Records from a dataset:
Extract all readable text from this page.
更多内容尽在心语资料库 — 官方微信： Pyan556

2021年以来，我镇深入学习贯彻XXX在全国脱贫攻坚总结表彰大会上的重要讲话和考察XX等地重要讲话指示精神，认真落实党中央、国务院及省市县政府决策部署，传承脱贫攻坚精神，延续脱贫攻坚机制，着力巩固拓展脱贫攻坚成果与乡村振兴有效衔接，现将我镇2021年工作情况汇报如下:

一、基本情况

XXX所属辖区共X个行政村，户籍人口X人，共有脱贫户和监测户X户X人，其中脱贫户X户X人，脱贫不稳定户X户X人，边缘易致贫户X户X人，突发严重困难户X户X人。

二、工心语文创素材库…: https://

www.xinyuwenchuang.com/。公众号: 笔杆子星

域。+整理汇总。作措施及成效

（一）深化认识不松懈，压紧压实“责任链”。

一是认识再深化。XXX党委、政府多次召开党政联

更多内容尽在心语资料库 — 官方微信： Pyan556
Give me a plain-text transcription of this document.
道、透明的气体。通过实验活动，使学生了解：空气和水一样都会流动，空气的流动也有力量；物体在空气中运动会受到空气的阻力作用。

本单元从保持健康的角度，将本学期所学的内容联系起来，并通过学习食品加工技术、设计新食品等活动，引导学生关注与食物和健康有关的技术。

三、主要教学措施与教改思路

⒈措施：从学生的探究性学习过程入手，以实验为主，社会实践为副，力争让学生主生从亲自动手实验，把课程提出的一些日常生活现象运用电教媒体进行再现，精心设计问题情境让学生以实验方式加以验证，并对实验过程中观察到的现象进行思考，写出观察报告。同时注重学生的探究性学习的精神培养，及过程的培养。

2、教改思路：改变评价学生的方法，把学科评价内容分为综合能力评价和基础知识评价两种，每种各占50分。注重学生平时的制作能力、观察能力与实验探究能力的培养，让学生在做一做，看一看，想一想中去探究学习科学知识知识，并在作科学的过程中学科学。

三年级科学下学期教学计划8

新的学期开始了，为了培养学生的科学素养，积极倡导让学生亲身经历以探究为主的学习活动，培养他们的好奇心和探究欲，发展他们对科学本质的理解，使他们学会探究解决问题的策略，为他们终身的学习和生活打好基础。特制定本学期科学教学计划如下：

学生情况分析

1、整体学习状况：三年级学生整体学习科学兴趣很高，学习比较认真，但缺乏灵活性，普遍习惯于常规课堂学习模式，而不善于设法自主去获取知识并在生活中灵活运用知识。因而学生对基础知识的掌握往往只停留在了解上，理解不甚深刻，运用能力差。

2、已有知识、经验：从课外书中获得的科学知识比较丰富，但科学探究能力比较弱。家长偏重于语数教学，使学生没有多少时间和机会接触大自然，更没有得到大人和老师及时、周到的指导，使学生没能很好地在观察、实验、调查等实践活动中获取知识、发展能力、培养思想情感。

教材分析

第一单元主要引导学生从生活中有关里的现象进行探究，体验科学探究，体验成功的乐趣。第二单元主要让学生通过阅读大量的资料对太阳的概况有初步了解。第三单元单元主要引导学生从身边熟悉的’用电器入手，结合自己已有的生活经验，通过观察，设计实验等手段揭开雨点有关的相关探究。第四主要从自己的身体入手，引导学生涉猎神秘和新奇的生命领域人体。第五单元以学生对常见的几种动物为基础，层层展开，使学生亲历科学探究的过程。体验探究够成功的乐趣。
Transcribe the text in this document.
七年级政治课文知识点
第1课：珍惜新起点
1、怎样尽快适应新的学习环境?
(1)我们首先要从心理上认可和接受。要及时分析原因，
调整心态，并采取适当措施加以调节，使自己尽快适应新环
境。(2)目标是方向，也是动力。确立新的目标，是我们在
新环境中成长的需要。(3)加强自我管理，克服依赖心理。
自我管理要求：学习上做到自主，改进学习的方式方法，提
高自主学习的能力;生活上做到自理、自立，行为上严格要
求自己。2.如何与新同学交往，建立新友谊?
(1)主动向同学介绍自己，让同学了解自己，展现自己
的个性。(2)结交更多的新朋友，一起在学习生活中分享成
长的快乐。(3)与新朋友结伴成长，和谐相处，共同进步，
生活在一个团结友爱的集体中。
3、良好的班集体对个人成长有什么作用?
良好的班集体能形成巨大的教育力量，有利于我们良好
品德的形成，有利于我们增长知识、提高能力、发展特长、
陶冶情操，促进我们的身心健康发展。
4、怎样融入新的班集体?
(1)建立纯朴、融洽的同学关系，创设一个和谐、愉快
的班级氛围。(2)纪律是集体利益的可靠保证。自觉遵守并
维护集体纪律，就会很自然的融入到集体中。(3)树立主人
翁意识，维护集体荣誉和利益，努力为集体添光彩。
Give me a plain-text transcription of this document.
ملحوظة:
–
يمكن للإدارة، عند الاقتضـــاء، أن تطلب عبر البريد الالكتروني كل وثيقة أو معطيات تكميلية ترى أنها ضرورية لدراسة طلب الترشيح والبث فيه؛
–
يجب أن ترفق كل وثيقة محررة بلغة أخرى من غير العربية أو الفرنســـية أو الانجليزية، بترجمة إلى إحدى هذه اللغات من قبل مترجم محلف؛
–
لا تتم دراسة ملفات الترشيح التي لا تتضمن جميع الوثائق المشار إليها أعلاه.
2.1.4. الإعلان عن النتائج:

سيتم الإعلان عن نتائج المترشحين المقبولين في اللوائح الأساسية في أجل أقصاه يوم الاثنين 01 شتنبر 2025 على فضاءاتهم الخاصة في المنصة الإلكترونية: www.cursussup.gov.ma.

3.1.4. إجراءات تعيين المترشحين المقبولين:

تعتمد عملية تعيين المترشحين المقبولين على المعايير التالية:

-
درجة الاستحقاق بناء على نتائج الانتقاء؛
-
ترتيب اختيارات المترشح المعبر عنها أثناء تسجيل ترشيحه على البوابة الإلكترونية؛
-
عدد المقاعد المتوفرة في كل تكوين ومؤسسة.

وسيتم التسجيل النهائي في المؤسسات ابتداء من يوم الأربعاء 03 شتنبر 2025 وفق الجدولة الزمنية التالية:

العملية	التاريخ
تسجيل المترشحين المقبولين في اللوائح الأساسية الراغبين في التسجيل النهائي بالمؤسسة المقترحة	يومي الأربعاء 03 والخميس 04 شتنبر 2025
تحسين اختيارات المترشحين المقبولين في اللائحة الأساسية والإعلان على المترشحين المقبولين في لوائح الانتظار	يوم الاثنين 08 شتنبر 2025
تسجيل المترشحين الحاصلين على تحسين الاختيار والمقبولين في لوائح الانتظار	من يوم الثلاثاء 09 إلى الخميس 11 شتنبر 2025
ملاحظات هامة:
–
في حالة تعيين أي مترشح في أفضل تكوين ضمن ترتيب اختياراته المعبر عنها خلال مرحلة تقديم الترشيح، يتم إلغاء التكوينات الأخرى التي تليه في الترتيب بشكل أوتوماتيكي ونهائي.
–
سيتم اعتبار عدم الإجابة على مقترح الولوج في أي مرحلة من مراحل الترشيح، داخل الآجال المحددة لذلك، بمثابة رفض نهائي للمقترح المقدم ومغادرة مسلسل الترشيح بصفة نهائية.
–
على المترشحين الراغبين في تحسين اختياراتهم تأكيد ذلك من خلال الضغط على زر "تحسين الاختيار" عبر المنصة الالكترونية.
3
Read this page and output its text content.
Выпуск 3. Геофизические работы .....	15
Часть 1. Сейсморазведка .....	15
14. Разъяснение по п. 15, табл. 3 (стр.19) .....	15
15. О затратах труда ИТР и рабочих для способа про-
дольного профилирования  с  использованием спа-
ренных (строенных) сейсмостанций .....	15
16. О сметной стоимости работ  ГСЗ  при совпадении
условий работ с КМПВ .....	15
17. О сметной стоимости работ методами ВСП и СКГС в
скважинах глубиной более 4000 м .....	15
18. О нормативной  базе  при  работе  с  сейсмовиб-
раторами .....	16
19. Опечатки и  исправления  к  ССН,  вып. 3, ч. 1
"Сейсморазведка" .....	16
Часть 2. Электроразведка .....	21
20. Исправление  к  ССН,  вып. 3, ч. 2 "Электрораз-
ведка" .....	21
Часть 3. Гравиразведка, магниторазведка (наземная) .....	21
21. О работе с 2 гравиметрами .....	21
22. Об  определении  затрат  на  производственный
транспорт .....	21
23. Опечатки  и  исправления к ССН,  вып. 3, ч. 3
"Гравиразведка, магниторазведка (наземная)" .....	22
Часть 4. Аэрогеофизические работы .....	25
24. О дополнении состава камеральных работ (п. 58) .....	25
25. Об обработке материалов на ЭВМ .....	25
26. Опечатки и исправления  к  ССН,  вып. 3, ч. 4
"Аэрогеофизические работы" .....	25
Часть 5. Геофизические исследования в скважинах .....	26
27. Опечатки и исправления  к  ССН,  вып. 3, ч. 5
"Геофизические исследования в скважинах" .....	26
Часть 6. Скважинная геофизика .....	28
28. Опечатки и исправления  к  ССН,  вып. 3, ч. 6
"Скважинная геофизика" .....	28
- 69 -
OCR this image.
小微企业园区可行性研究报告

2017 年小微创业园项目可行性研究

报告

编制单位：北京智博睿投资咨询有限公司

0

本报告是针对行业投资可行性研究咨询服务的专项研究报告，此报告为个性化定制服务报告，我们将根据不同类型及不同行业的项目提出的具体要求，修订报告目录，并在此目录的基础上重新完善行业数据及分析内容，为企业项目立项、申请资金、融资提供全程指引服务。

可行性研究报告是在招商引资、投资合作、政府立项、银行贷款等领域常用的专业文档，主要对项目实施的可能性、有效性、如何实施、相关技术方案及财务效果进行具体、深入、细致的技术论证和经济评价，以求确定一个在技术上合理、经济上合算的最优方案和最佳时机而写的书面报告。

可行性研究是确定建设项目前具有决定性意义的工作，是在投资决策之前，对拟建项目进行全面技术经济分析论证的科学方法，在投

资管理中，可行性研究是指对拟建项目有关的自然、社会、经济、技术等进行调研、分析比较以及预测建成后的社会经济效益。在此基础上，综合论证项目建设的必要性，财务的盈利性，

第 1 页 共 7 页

# Instructions to follow:
Select every line in the material above where the string "стоимости" occurs, and copy it.

# Written answer:
16. О сметной стоимости работ  ГСЗ  при совпадении
17. О сметной стоимости работ методами ВСП и СКГС в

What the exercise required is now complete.